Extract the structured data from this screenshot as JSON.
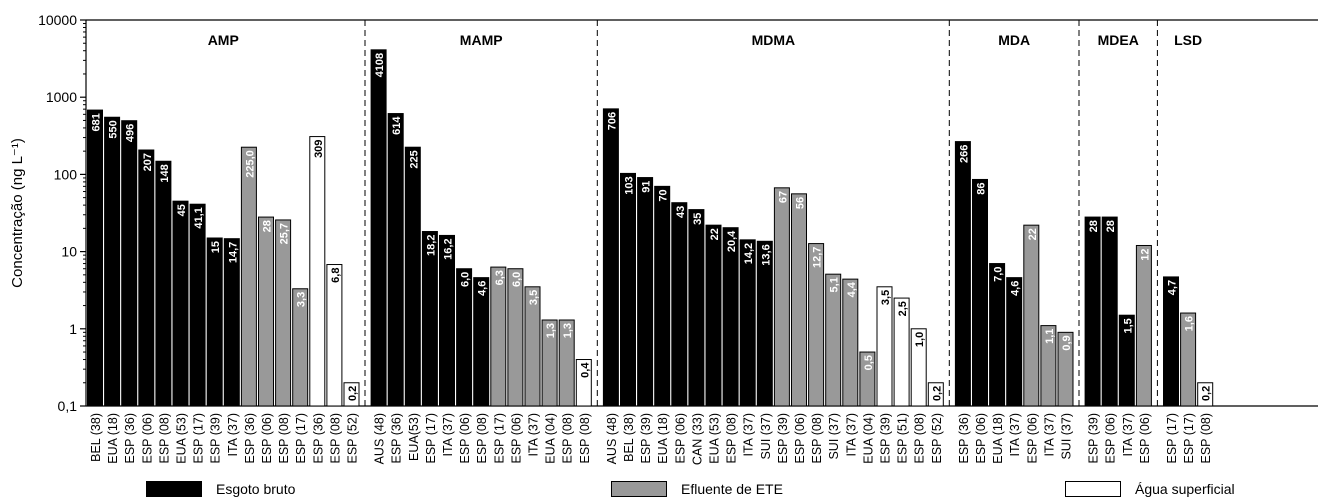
{
  "chart_data": {
    "type": "bar",
    "ylabel": "Concentração (ng L⁻¹)",
    "yscale": "log",
    "ylim": [
      0.1,
      10000
    ],
    "yticks": [
      "0,1",
      "1",
      "10",
      "100",
      "1000",
      "10000"
    ],
    "colors": {
      "Esgoto bruto": "#000000",
      "Efluente de ETE": "#999999",
      "Água superficial": "#ffffff"
    },
    "legend": [
      {
        "name": "Esgoto bruto",
        "color": "#000000"
      },
      {
        "name": "Efluente de ETE",
        "color": "#999999"
      },
      {
        "name": "Água superficial",
        "color": "#ffffff"
      }
    ],
    "groups": [
      {
        "name": "AMP",
        "bars": [
          {
            "label": "BEL (38)",
            "value": 681,
            "text": "681",
            "type": "Esgoto bruto"
          },
          {
            "label": "EUA (18)",
            "value": 550,
            "text": "550",
            "type": "Esgoto bruto"
          },
          {
            "label": "ESP (36)",
            "value": 496,
            "text": "496",
            "type": "Esgoto bruto"
          },
          {
            "label": "ESP (06)",
            "value": 207,
            "text": "207",
            "type": "Esgoto bruto"
          },
          {
            "label": "ESP (08)",
            "value": 148,
            "text": "148",
            "type": "Esgoto bruto"
          },
          {
            "label": "EUA (53)",
            "value": 45,
            "text": "45",
            "type": "Esgoto bruto"
          },
          {
            "label": "ESP (17)",
            "value": 41.1,
            "text": "41,1",
            "type": "Esgoto bruto"
          },
          {
            "label": "ESP (39)",
            "value": 15,
            "text": "15",
            "type": "Esgoto bruto"
          },
          {
            "label": "ITA (37)",
            "value": 14.7,
            "text": "14,7",
            "type": "Esgoto bruto"
          },
          {
            "label": "ESP (36)",
            "value": 225.0,
            "text": "225,0",
            "type": "Efluente de ETE"
          },
          {
            "label": "ESP (06)",
            "value": 28,
            "text": "28",
            "type": "Efluente de ETE"
          },
          {
            "label": "ESP (08)",
            "value": 25.7,
            "text": "25,7",
            "type": "Efluente de ETE"
          },
          {
            "label": "ESP (17)",
            "value": 3.3,
            "text": "3,3",
            "type": "Efluente de ETE"
          },
          {
            "label": "ESP (36)",
            "value": 309,
            "text": "309",
            "type": "Água superficial"
          },
          {
            "label": "ESP (08)",
            "value": 6.8,
            "text": "6,8",
            "type": "Água superficial"
          },
          {
            "label": "ESP (52)",
            "value": 0.2,
            "text": "0,2",
            "type": "Água superficial"
          }
        ]
      },
      {
        "name": "MAMP",
        "bars": [
          {
            "label": "AUS (48)",
            "value": 4108,
            "text": "4108",
            "type": "Esgoto bruto"
          },
          {
            "label": "ESP (36)",
            "value": 614,
            "text": "614",
            "type": "Esgoto bruto"
          },
          {
            "label": "EUA(53)",
            "value": 225,
            "text": "225",
            "type": "Esgoto bruto"
          },
          {
            "label": "ESP (17)",
            "value": 18.2,
            "text": "18,2",
            "type": "Esgoto bruto"
          },
          {
            "label": "ITA (37)",
            "value": 16.2,
            "text": "16,2",
            "type": "Esgoto bruto"
          },
          {
            "label": "ESP (06)",
            "value": 6.0,
            "text": "6,0",
            "type": "Esgoto bruto"
          },
          {
            "label": "ESP (08)",
            "value": 4.6,
            "text": "4,6",
            "type": "Esgoto bruto"
          },
          {
            "label": "ESP (17)",
            "value": 6.3,
            "text": "6,3",
            "type": "Efluente de ETE"
          },
          {
            "label": "ESP (06)",
            "value": 6.0,
            "text": "6,0",
            "type": "Efluente de ETE"
          },
          {
            "label": "ITA (37)",
            "value": 3.5,
            "text": "3,5",
            "type": "Efluente de ETE"
          },
          {
            "label": "EUA (04)",
            "value": 1.3,
            "text": "1,3",
            "type": "Efluente de ETE"
          },
          {
            "label": "ESP (08)",
            "value": 1.3,
            "text": "1,3",
            "type": "Efluente de ETE"
          },
          {
            "label": "ESP (08)",
            "value": 0.4,
            "text": "0,4",
            "type": "Água superficial"
          }
        ]
      },
      {
        "name": "MDMA",
        "bars": [
          {
            "label": "AUS (48)",
            "value": 706,
            "text": "706",
            "type": "Esgoto bruto"
          },
          {
            "label": "BEL (38)",
            "value": 103,
            "text": "103",
            "type": "Esgoto bruto"
          },
          {
            "label": "ESP (39)",
            "value": 91,
            "text": "91",
            "type": "Esgoto bruto"
          },
          {
            "label": "EUA (18)",
            "value": 70,
            "text": "70",
            "type": "Esgoto bruto"
          },
          {
            "label": "ESP (06)",
            "value": 43,
            "text": "43",
            "type": "Esgoto bruto"
          },
          {
            "label": "CAN (33)",
            "value": 35,
            "text": "35",
            "type": "Esgoto bruto"
          },
          {
            "label": "EUA (53)",
            "value": 22,
            "text": "22",
            "type": "Esgoto bruto"
          },
          {
            "label": "ESP (08)",
            "value": 20.4,
            "text": "20,4",
            "type": "Esgoto bruto"
          },
          {
            "label": "ITA (37)",
            "value": 14.2,
            "text": "14,2",
            "type": "Esgoto bruto"
          },
          {
            "label": "SUI (37)",
            "value": 13.6,
            "text": "13,6",
            "type": "Esgoto bruto"
          },
          {
            "label": "ESP (39)",
            "value": 67,
            "text": "67",
            "type": "Efluente de ETE"
          },
          {
            "label": "ESP (06)",
            "value": 56,
            "text": "56",
            "type": "Efluente de ETE"
          },
          {
            "label": "ESP (08)",
            "value": 12.7,
            "text": "12,7",
            "type": "Efluente de ETE"
          },
          {
            "label": "SUI (37)",
            "value": 5.1,
            "text": "5,1",
            "type": "Efluente de ETE"
          },
          {
            "label": "ITA (37)",
            "value": 4.4,
            "text": "4,4",
            "type": "Efluente de ETE"
          },
          {
            "label": "EUA (04)",
            "value": 0.5,
            "text": "0,5",
            "type": "Efluente de ETE"
          },
          {
            "label": "ESP (39)",
            "value": 3.5,
            "text": "3,5",
            "type": "Água superficial"
          },
          {
            "label": "ESP (51)",
            "value": 2.5,
            "text": "2,5",
            "type": "Água superficial"
          },
          {
            "label": "ESP (08)",
            "value": 1.0,
            "text": "1,0",
            "type": "Água superficial"
          },
          {
            "label": "ESP (52)",
            "value": 0.2,
            "text": "0,2",
            "type": "Água superficial"
          }
        ]
      },
      {
        "name": "MDA",
        "bars": [
          {
            "label": "ESP (36)",
            "value": 266,
            "text": "266",
            "type": "Esgoto bruto"
          },
          {
            "label": "ESP (06)",
            "value": 86,
            "text": "86",
            "type": "Esgoto bruto"
          },
          {
            "label": "EUA (18)",
            "value": 7.0,
            "text": "7,0",
            "type": "Esgoto bruto"
          },
          {
            "label": "ITA (37)",
            "value": 4.6,
            "text": "4,6",
            "type": "Esgoto bruto"
          },
          {
            "label": "ESP (06)",
            "value": 22,
            "text": "22",
            "type": "Efluente de ETE"
          },
          {
            "label": "ITA (37)",
            "value": 1.1,
            "text": "1,1",
            "type": "Efluente de ETE"
          },
          {
            "label": "SUI (37)",
            "value": 0.9,
            "text": "0,9",
            "type": "Efluente de ETE"
          }
        ]
      },
      {
        "name": "MDEA",
        "bars": [
          {
            "label": "ESP (39)",
            "value": 28,
            "text": "28",
            "type": "Esgoto bruto"
          },
          {
            "label": "ESP (06)",
            "value": 28,
            "text": "28",
            "type": "Esgoto bruto"
          },
          {
            "label": "ITA (37)",
            "value": 1.5,
            "text": "1,5",
            "type": "Esgoto bruto"
          },
          {
            "label": "ESP (06)",
            "value": 12,
            "text": "12",
            "type": "Efluente de ETE"
          }
        ]
      },
      {
        "name": "LSD",
        "bars": [
          {
            "label": "ESP (17)",
            "value": 4.7,
            "text": "4,7",
            "type": "Esgoto bruto"
          },
          {
            "label": "ESP (17)",
            "value": 1.6,
            "text": "1,6",
            "type": "Efluente de ETE"
          },
          {
            "label": "ESP (08)",
            "value": 0.2,
            "text": "0,2",
            "type": "Água superficial"
          }
        ]
      }
    ]
  }
}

+ + + + + + +

- _YOUR GOAL_: Copy out every line from the records that has the word "ffffff".

- _SOLUTION_:
      "Água superficial": "#ffffff"
        "color": "#ffffff"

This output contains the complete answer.